▶ **Spatial annotation records**
--------------------

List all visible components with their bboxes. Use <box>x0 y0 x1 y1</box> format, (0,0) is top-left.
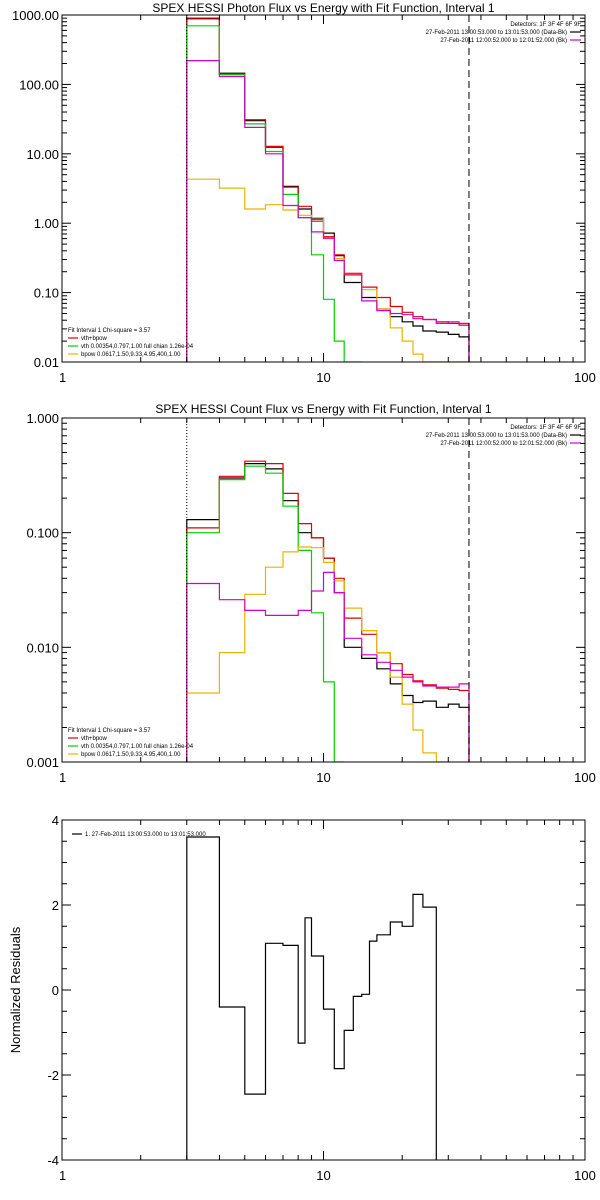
x-tick-label: 1 <box>59 370 66 385</box>
legend-entry: 1. 27-Feb-2011 13:00:53.000 to 13:01:53.… <box>85 832 206 838</box>
chart-title: SPEX HESSI Count Flux vs Energy with Fit… <box>155 402 491 416</box>
y-tick-label: 0.010 <box>26 640 59 655</box>
legend-entry: bpow 0.0617,1.50,9.33,4.95,400,1.00 <box>81 352 181 358</box>
residuals-panel: 1 10 100 -4 -2 0 2 4 Normalized Residuals 1. 27-F… <box>8 813 596 1183</box>
y-tick-label: 0.01 <box>34 355 59 370</box>
series-sum-line <box>186 18 470 362</box>
y-tick-label: 1.00 <box>34 216 59 231</box>
y-tick-label: 100.00 <box>19 77 59 92</box>
y-tick-label: 0 <box>52 983 59 998</box>
x-tick-label: 10 <box>316 1168 330 1183</box>
series-model-line <box>186 571 470 762</box>
legend-header: Fit Interval 1 Chi-square = 3.57 <box>68 328 151 334</box>
legend-header: Fit Interval 1 Chi-square = 3.57 <box>68 728 151 734</box>
series-sum-line <box>186 460 470 762</box>
x-tick-label: 100 <box>574 370 596 385</box>
y-tick-label: -4 <box>47 1153 59 1168</box>
series-model-line <box>186 60 470 362</box>
legend-entry: vth 0.00354,0.797,1.00 full chian 1.26e-… <box>81 344 194 350</box>
chart-title: SPEX HESSI Photon Flux vs Energy with Fi… <box>152 1 494 15</box>
photon-flux-panel: 1 10 100 0.01 0.10 1.00 10.00 100.00 1000.00 SPEX… <box>12 1 596 385</box>
legend-entry: 27-Feb-2011 12:00:52.000 to 12:01:52.000… <box>440 441 567 447</box>
legend-header: Detectors: 1F 3F 4F 6F 9F <box>510 425 581 431</box>
series-total-line <box>186 836 437 1160</box>
plot-frame <box>61 14 586 363</box>
series-vth-line <box>186 25 362 362</box>
series-vth-line <box>186 465 345 762</box>
series-total-line <box>186 463 470 762</box>
legend-entry: vth 0.00354,0.797,1.00 full chian 1.26e-… <box>81 744 194 750</box>
legend-entry: bpow 0.0617,1.50,9.33,4.95,400,1.00 <box>81 752 181 758</box>
y-tick-label: 0.10 <box>34 286 59 301</box>
legend-entry: 27-Feb-2011 12:00:52.000 to 12:01:52.000… <box>440 38 567 44</box>
series-bpow-line <box>186 546 449 762</box>
y-axis-label: Normalized Residuals <box>8 926 23 1053</box>
x-tick-label: 10 <box>316 770 330 785</box>
legend-header: Detectors: 1F 3F 4F 6F 9F <box>510 22 581 28</box>
series-bpow-line <box>186 178 469 362</box>
x-tick-label: 100 <box>574 1168 596 1183</box>
series-total-line <box>186 17 470 362</box>
count-flux-panel: 1 10 100 0.001 0.010 0.100 1.000 SPEX HESSI Cou… <box>26 402 595 785</box>
x-tick-label: 10 <box>316 370 330 385</box>
y-tick-label: 1.000 <box>26 411 59 426</box>
legend-entry: 27-Feb-2011 13:00:53.000 to 13:01:53.000… <box>426 30 567 36</box>
y-tick-label: 0.001 <box>26 755 59 770</box>
y-tick-label: 2 <box>52 898 59 913</box>
y-tick-label: 4 <box>52 813 59 828</box>
x-tick-label: 1 <box>59 1168 66 1183</box>
legend-entry: vth+bpow <box>81 736 108 742</box>
y-tick-label: 10.00 <box>26 147 59 162</box>
legend-entry: 27-Feb-2011 13:00:53.000 to 13:01:53.000… <box>426 433 567 439</box>
x-tick-label: 1 <box>59 770 66 785</box>
x-tick-label: 100 <box>574 770 596 785</box>
y-tick-label: -2 <box>47 1068 59 1083</box>
y-tick-label: 0.100 <box>26 526 59 541</box>
legend-entry: vth+bpow <box>81 336 108 342</box>
y-tick-label: 1000.00 <box>12 8 59 23</box>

--------------------

▶ **Aim of the task**
Could you return each row above word for word, leaving the pictures out?

▶ **Output**
List all visible components with their bboxes. Use <box>x0 y0 x1 y1</box> format, (0,0) is top-left.
x-tick-label: 1 <box>59 370 66 385</box>
legend-entry: 1. 27-Feb-2011 13:00:53.000 to 13:01:53.… <box>85 832 206 838</box>
chart-title: SPEX HESSI Count Flux vs Energy with Fit… <box>155 402 491 416</box>
y-tick-label: 0.010 <box>26 640 59 655</box>
legend-entry: bpow 0.0617,1.50,9.33,4.95,400,1.00 <box>81 352 181 358</box>
residuals-panel: 1 10 100 -4 -2 0 2 4 Normalized Residuals 1. 27-F… <box>8 813 596 1183</box>
y-tick-label: 0.01 <box>34 355 59 370</box>
series-sum-line <box>186 18 470 362</box>
y-tick-label: 1.00 <box>34 216 59 231</box>
y-tick-label: 100.00 <box>19 77 59 92</box>
y-tick-label: 0 <box>52 983 59 998</box>
x-tick-label: 10 <box>316 1168 330 1183</box>
series-model-line <box>186 571 470 762</box>
legend-header: Fit Interval 1 Chi-square = 3.57 <box>68 328 151 334</box>
legend-header: Fit Interval 1 Chi-square = 3.57 <box>68 728 151 734</box>
series-sum-line <box>186 460 470 762</box>
x-tick-label: 100 <box>574 370 596 385</box>
y-tick-label: -4 <box>47 1153 59 1168</box>
series-model-line <box>186 60 470 362</box>
legend-entry: vth 0.00354,0.797,1.00 full chian 1.26e-… <box>81 344 194 350</box>
chart-title: SPEX HESSI Photon Flux vs Energy with Fi… <box>152 1 494 15</box>
photon-flux-panel: 1 10 100 0.01 0.10 1.00 10.00 100.00 1000.00 SPEX… <box>12 1 596 385</box>
legend-entry: 27-Feb-2011 12:00:52.000 to 12:01:52.000… <box>440 441 567 447</box>
legend-header: Detectors: 1F 3F 4F 6F 9F <box>510 425 581 431</box>
series-total-line <box>186 836 437 1160</box>
plot-frame <box>61 14 586 363</box>
series-vth-line <box>186 25 362 362</box>
series-vth-line <box>186 465 345 762</box>
series-total-line <box>186 463 470 762</box>
legend-entry: vth 0.00354,0.797,1.00 full chian 1.26e-… <box>81 744 194 750</box>
legend-entry: bpow 0.0617,1.50,9.33,4.95,400,1.00 <box>81 752 181 758</box>
y-tick-label: 0.10 <box>34 286 59 301</box>
legend-entry: 27-Feb-2011 12:00:52.000 to 12:01:52.000… <box>440 38 567 44</box>
series-bpow-line <box>186 546 449 762</box>
y-axis-label: Normalized Residuals <box>8 926 23 1053</box>
x-tick-label: 10 <box>316 770 330 785</box>
legend-header: Detectors: 1F 3F 4F 6F 9F <box>510 22 581 28</box>
series-bpow-line <box>186 178 469 362</box>
x-tick-label: 100 <box>574 1168 596 1183</box>
series-total-line <box>186 17 470 362</box>
count-flux-panel: 1 10 100 0.001 0.010 0.100 1.000 SPEX HESSI Cou… <box>26 402 595 785</box>
x-tick-label: 10 <box>316 370 330 385</box>
y-tick-label: 1.000 <box>26 411 59 426</box>
legend-entry: 27-Feb-2011 13:00:53.000 to 13:01:53.000… <box>426 30 567 36</box>
y-tick-label: 0.001 <box>26 755 59 770</box>
y-tick-label: 2 <box>52 898 59 913</box>
y-tick-label: 4 <box>52 813 59 828</box>
x-tick-label: 1 <box>59 1168 66 1183</box>
legend-entry: vth+bpow <box>81 736 108 742</box>
y-tick-label: 10.00 <box>26 147 59 162</box>
legend-entry: 27-Feb-2011 13:00:53.000 to 13:01:53.000… <box>426 433 567 439</box>
x-tick-label: 1 <box>59 770 66 785</box>
x-tick-label: 100 <box>574 770 596 785</box>
y-tick-label: -2 <box>47 1068 59 1083</box>
y-tick-label: 0.100 <box>26 526 59 541</box>
legend-entry: vth+bpow <box>81 336 108 342</box>
y-tick-label: 1000.00 <box>12 8 59 23</box>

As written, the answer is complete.